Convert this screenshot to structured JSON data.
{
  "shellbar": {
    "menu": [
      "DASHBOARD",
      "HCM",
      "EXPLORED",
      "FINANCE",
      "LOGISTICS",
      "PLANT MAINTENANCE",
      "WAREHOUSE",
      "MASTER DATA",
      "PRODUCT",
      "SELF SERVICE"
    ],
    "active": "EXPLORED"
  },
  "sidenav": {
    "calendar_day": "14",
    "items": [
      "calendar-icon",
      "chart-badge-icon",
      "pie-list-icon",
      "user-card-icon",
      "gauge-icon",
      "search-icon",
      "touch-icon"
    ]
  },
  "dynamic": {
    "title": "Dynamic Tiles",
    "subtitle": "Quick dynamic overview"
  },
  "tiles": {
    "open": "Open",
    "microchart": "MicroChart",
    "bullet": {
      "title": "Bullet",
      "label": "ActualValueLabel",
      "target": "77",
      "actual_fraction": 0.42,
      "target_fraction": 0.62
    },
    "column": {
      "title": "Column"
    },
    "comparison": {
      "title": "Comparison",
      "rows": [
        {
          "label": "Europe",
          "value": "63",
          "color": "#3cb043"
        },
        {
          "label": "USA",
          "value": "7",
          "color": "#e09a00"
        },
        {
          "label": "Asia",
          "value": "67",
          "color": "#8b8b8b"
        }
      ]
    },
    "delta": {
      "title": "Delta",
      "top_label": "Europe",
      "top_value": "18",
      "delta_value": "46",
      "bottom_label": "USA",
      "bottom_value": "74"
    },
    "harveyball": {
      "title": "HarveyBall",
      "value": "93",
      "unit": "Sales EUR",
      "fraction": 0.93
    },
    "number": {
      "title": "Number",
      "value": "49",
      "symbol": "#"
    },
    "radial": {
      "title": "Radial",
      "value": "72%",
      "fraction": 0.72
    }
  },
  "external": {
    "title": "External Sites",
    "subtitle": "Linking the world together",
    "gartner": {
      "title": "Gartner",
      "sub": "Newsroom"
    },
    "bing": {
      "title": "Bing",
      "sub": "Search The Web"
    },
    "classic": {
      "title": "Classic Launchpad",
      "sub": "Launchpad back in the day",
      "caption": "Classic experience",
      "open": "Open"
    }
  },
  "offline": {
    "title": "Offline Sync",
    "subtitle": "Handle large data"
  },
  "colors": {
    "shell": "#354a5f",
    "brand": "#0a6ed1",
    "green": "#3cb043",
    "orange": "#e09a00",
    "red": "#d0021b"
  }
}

→ **WRITTEN TASK**: Extract every record. Keep wording exact.

→ **EXERCISE SOLUTION**:
Convert this screenshot to structured JSON data.
{
  "shellbar": {
    "menu": [
      "DASHBOARD",
      "HCM",
      "EXPLORED",
      "FINANCE",
      "LOGISTICS",
      "PLANT MAINTENANCE",
      "WAREHOUSE",
      "MASTER DATA",
      "PRODUCT",
      "SELF SERVICE"
    ],
    "active": "EXPLORED"
  },
  "sidenav": {
    "calendar_day": "14",
    "items": [
      "calendar-icon",
      "chart-badge-icon",
      "pie-list-icon",
      "user-card-icon",
      "gauge-icon",
      "search-icon",
      "touch-icon"
    ]
  },
  "dynamic": {
    "title": "Dynamic Tiles",
    "subtitle": "Quick dynamic overview"
  },
  "tiles": {
    "open": "Open",
    "microchart": "MicroChart",
    "bullet": {
      "title": "Bullet",
      "label": "ActualValueLabel",
      "target": "77",
      "actual_fraction": 0.42,
      "target_fraction": 0.62
    },
    "column": {
      "title": "Column"
    },
    "comparison": {
      "title": "Comparison",
      "rows": [
        {
          "label": "Europe",
          "value": "63",
          "color": "#3cb043"
        },
        {
          "label": "USA",
          "value": "7",
          "color": "#e09a00"
        },
        {
          "label": "Asia",
          "value": "67",
          "color": "#8b8b8b"
        }
      ]
    },
    "delta": {
      "title": "Delta",
      "top_label": "Europe",
      "top_value": "18",
      "delta_value": "46",
      "bottom_label": "USA",
      "bottom_value": "74"
    },
    "harveyball": {
      "title": "HarveyBall",
      "value": "93",
      "unit": "Sales EUR",
      "fraction": 0.93
    },
    "number": {
      "title": "Number",
      "value": "49",
      "symbol": "#"
    },
    "radial": {
      "title": "Radial",
      "value": "72%",
      "fraction": 0.72
    }
  },
  "external": {
    "title": "External Sites",
    "subtitle": "Linking the world together",
    "gartner": {
      "title": "Gartner",
      "sub": "Newsroom"
    },
    "bing": {
      "title": "Bing",
      "sub": "Search The Web"
    },
    "classic": {
      "title": "Classic Launchpad",
      "sub": "Launchpad back in the day",
      "caption": "Classic experience",
      "open": "Open"
    }
  },
  "offline": {
    "title": "Offline Sync",
    "subtitle": "Handle large data"
  },
  "colors": {
    "shell": "#354a5f",
    "brand": "#0a6ed1",
    "green": "#3cb043",
    "orange": "#e09a00",
    "red": "#d0021b"
  }
}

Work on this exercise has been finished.